What follows is a block of records; restate each one word for word.
--- Begin Dataset rows ---
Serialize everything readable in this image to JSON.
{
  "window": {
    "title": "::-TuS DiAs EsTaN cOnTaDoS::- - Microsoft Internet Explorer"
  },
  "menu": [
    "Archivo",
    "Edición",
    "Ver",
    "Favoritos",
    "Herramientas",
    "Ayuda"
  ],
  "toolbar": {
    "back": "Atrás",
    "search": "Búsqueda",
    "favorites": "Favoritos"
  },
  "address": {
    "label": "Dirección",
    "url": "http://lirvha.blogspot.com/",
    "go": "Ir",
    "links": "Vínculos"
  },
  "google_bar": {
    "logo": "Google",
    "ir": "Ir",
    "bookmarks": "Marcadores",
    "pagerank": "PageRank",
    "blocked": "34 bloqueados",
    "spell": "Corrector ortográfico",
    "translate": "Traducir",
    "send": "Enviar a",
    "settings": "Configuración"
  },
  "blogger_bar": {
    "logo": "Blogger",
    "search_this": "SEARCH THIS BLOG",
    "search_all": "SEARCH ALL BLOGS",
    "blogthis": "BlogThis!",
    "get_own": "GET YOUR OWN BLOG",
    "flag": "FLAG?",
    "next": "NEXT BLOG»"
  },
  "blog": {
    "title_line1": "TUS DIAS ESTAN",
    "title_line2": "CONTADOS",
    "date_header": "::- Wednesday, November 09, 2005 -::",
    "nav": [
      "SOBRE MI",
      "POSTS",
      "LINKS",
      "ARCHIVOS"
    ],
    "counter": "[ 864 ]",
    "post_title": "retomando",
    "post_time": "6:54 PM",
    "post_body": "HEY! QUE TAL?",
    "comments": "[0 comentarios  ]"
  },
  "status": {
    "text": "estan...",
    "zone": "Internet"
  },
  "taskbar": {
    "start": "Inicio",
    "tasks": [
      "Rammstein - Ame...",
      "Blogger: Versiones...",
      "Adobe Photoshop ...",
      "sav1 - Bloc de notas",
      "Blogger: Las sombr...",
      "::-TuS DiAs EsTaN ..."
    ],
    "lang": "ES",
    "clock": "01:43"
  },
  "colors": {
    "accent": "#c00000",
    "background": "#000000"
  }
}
--- End Dataset rows ---
• [Problem solution]
Serialize everything readable in this image to JSON.
{
  "window": {
    "title": "::-TuS DiAs EsTaN cOnTaDoS::- - Microsoft Internet Explorer"
  },
  "menu": [
    "Archivo",
    "Edición",
    "Ver",
    "Favoritos",
    "Herramientas",
    "Ayuda"
  ],
  "toolbar": {
    "back": "Atrás",
    "search": "Búsqueda",
    "favorites": "Favoritos"
  },
  "address": {
    "label": "Dirección",
    "url": "http://lirvha.blogspot.com/",
    "go": "Ir",
    "links": "Vínculos"
  },
  "google_bar": {
    "logo": "Google",
    "ir": "Ir",
    "bookmarks": "Marcadores",
    "pagerank": "PageRank",
    "blocked": "34 bloqueados",
    "spell": "Corrector ortográfico",
    "translate": "Traducir",
    "send": "Enviar a",
    "settings": "Configuración"
  },
  "blogger_bar": {
    "logo": "Blogger",
    "search_this": "SEARCH THIS BLOG",
    "search_all": "SEARCH ALL BLOGS",
    "blogthis": "BlogThis!",
    "get_own": "GET YOUR OWN BLOG",
    "flag": "FLAG?",
    "next": "NEXT BLOG»"
  },
  "blog": {
    "title_line1": "TUS DIAS ESTAN",
    "title_line2": "CONTADOS",
    "date_header": "::- Wednesday, November 09, 2005 -::",
    "nav": [
      "SOBRE MI",
      "POSTS",
      "LINKS",
      "ARCHIVOS"
    ],
    "counter": "[ 864 ]",
    "post_title": "retomando",
    "post_time": "6:54 PM",
    "post_body": "HEY! QUE TAL?",
    "comments": "[0 comentarios  ]"
  },
  "status": {
    "text": "estan...",
    "zone": "Internet"
  },
  "taskbar": {
    "start": "Inicio",
    "tasks": [
      "Rammstein - Ame...",
      "Blogger: Versiones...",
      "Adobe Photoshop ...",
      "sav1 - Bloc de notas",
      "Blogger: Las sombr...",
      "::-TuS DiAs EsTaN ..."
    ],
    "lang": "ES",
    "clock": "01:43"
  },
  "colors": {
    "accent": "#c00000",
    "background": "#000000"
  }
}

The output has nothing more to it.